[Supplied material start]

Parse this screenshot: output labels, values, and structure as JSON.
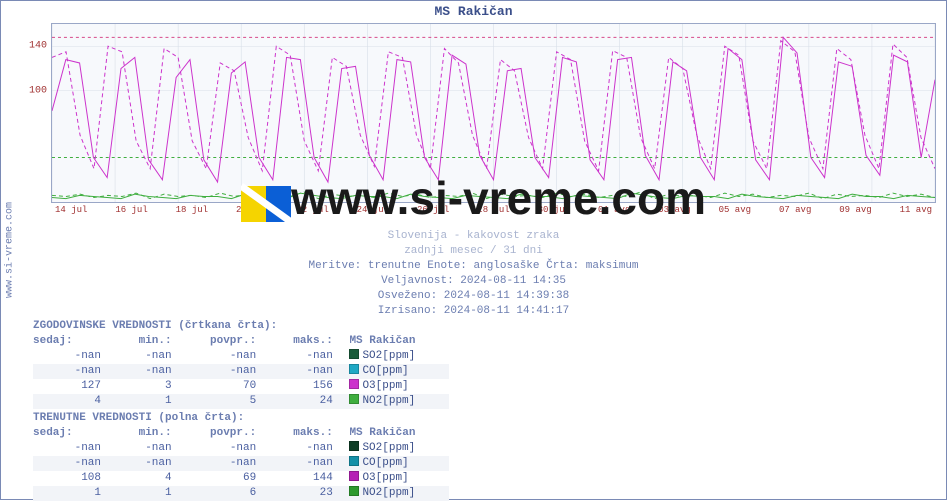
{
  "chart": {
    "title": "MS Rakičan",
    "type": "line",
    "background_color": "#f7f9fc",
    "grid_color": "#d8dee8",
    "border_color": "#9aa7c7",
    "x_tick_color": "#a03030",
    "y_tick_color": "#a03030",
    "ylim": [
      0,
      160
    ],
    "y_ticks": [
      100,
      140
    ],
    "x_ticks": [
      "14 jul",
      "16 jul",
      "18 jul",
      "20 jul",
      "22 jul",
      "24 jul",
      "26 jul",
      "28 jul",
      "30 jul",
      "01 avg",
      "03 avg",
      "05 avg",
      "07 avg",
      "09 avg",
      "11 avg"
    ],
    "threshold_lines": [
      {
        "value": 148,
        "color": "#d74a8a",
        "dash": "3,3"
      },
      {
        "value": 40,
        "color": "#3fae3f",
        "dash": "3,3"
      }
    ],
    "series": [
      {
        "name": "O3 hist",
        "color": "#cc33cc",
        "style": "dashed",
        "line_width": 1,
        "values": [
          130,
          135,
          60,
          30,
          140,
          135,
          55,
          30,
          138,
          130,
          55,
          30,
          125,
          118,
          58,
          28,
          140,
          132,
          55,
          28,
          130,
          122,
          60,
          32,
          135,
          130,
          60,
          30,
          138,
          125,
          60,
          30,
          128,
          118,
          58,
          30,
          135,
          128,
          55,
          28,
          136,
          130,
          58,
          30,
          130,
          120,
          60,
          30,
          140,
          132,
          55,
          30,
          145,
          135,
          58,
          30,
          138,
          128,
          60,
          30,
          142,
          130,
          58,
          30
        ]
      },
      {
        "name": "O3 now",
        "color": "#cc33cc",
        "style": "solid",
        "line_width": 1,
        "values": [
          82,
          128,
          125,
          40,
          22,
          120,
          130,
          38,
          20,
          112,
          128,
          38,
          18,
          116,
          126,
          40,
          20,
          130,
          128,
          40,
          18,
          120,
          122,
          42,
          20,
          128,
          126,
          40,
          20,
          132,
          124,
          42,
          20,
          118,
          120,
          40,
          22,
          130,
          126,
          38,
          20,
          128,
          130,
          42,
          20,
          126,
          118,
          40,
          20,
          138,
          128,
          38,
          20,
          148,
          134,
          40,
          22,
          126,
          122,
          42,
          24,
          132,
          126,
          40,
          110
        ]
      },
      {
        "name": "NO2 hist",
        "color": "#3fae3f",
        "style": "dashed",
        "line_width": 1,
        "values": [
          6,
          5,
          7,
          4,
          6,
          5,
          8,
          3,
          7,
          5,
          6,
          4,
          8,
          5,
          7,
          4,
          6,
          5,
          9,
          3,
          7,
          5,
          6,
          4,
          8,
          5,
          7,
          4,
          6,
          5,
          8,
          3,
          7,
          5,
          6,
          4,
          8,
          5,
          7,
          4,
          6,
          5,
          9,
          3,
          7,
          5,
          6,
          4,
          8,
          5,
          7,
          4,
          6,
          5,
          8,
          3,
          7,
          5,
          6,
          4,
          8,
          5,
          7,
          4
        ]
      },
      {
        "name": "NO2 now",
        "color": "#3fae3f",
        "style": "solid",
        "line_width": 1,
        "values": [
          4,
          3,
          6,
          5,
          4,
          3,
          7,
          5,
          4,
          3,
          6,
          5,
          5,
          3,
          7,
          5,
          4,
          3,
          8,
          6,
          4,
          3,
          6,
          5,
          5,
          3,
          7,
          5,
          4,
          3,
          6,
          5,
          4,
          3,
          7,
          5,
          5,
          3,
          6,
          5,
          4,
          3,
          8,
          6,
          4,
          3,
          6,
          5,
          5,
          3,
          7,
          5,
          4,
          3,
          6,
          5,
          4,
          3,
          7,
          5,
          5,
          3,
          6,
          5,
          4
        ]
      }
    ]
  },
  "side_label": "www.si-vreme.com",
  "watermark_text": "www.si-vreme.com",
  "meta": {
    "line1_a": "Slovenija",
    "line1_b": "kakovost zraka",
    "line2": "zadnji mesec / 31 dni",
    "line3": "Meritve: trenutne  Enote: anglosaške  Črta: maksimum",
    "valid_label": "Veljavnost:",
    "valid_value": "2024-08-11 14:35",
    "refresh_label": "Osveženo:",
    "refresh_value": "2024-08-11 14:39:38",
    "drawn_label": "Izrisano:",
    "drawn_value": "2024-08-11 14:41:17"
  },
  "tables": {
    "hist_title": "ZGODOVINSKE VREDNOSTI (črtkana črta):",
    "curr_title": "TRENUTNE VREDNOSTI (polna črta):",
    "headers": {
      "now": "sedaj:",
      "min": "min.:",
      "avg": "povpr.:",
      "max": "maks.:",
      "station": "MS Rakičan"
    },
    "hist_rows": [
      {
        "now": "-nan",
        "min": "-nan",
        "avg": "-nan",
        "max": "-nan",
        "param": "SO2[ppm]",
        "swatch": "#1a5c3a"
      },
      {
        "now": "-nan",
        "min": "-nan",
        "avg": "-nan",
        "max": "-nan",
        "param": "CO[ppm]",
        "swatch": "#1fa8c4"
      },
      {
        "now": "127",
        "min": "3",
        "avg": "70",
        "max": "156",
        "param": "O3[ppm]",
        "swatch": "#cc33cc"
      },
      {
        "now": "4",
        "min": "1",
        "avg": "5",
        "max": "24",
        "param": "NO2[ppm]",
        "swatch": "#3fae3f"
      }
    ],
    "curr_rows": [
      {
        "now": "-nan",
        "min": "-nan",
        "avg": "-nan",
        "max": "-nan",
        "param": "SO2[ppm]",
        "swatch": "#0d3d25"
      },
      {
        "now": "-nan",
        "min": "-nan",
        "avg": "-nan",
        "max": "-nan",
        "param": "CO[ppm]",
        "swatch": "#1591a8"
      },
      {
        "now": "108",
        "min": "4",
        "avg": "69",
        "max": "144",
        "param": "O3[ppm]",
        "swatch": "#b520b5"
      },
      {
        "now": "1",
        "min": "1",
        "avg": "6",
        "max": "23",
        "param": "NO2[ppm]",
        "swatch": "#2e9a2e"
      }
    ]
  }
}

[Supplied material end]

> [Prompt]:
State the number of lines in the preceding entries that include the word "name". Provide nothing else.

> [Written answer]:
4